== WHAT IS REQUIRED ==
What is the count of lines in the listing below that hold the string "html"? Reply with that number alone.

== RECORDS TO USE ==
***

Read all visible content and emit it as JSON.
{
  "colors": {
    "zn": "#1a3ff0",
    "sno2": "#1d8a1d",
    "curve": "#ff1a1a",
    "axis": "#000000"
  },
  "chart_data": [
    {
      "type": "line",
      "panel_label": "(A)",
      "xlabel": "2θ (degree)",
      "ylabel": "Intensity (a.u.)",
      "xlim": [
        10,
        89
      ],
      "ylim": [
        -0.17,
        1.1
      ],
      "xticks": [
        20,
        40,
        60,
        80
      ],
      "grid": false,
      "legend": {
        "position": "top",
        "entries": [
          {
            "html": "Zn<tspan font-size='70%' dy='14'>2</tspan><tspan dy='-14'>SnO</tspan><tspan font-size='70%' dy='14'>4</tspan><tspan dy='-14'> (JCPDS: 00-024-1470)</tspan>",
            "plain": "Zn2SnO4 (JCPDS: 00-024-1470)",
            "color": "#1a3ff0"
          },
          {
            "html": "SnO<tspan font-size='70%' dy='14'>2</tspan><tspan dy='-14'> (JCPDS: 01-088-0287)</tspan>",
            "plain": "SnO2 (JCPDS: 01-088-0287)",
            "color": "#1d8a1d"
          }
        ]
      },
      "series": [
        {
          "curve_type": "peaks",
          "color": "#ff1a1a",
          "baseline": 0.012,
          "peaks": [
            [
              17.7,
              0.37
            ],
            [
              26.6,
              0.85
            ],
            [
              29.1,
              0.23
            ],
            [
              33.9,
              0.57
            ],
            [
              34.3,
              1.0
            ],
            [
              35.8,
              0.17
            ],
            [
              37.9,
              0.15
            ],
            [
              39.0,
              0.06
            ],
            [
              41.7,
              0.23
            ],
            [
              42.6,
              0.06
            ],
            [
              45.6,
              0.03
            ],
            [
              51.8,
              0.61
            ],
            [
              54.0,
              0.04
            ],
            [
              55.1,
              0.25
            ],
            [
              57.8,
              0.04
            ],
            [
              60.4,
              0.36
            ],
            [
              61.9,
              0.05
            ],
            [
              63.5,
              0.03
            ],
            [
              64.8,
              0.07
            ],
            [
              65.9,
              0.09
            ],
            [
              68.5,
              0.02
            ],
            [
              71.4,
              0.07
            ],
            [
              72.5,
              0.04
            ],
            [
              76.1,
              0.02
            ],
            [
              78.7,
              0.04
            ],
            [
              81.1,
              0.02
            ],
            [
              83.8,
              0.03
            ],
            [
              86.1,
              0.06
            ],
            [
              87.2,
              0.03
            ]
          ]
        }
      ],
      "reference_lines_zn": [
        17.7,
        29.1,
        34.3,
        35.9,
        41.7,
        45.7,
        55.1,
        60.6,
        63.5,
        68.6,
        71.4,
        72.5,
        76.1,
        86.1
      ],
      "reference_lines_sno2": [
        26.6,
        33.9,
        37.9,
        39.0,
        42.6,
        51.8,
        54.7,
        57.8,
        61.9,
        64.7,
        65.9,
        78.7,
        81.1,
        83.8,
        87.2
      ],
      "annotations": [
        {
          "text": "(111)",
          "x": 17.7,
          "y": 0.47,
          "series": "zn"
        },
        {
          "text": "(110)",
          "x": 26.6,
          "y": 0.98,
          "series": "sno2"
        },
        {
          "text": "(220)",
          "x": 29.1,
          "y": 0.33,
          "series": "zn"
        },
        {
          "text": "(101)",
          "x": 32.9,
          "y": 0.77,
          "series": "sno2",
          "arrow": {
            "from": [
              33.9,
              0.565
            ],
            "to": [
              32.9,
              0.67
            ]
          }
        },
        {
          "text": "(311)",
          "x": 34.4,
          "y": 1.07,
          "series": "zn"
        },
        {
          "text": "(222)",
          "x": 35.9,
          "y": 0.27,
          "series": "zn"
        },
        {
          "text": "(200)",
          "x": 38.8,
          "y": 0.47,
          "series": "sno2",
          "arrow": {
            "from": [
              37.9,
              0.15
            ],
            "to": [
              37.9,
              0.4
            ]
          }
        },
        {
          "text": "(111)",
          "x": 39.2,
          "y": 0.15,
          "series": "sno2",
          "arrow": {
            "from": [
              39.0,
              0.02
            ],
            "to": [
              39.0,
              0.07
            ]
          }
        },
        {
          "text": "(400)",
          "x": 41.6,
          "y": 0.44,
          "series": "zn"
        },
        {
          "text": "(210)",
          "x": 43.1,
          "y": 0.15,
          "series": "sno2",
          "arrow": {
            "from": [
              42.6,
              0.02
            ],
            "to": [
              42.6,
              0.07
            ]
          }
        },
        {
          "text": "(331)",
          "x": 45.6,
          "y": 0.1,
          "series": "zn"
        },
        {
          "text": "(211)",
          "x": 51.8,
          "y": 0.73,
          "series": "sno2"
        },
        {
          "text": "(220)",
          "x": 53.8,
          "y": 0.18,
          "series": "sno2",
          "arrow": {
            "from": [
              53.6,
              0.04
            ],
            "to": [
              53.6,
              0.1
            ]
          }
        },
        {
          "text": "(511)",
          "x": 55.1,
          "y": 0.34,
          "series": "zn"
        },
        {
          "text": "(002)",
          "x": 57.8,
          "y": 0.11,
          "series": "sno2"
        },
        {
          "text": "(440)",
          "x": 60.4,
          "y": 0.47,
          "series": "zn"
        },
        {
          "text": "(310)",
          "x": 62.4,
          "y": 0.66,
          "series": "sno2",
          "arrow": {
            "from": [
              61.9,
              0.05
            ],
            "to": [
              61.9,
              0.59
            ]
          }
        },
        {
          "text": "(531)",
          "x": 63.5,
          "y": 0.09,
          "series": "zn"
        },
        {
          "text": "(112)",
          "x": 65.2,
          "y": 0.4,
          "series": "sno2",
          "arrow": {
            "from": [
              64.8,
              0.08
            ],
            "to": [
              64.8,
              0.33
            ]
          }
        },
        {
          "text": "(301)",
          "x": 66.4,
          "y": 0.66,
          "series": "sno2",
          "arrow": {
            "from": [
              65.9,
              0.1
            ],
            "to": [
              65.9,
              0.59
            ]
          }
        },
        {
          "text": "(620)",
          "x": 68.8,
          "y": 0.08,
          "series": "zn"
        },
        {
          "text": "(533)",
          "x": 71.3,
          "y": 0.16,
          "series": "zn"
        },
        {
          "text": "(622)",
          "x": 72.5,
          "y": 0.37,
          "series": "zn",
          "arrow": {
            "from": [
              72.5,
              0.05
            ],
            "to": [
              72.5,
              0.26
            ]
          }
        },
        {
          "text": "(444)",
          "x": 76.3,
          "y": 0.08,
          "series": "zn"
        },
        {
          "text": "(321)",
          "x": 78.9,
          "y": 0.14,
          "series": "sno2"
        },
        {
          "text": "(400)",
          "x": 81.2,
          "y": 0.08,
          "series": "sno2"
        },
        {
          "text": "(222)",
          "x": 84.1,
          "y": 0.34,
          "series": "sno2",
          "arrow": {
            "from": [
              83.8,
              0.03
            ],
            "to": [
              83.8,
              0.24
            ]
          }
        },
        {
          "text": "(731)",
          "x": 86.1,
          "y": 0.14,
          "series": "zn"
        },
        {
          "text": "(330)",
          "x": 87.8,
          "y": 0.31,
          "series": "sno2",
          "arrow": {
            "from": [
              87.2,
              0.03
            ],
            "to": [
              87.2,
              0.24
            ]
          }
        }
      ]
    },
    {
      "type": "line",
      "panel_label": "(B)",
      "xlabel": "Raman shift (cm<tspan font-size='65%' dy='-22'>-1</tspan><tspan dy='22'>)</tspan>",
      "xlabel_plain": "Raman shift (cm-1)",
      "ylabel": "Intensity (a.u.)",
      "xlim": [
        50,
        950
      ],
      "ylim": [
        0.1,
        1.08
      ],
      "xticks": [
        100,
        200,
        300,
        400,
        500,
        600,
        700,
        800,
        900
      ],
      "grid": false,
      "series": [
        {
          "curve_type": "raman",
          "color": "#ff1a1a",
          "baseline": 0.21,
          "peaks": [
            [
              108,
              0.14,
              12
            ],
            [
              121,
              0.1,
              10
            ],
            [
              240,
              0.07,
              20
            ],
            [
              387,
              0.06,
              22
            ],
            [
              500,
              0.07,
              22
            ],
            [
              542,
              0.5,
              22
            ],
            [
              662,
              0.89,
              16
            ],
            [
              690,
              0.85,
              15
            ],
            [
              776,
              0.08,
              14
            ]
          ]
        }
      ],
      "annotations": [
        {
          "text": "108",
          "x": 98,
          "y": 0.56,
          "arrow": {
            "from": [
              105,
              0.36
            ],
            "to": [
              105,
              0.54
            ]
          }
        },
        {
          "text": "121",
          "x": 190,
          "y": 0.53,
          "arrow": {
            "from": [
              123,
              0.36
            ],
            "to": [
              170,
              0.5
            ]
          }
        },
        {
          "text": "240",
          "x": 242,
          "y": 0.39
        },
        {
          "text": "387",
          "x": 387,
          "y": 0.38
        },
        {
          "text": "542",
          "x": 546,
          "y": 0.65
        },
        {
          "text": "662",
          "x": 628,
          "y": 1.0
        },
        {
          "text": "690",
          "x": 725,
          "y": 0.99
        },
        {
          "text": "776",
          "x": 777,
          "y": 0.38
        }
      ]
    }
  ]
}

***

== FINISHED ANSWER ==
2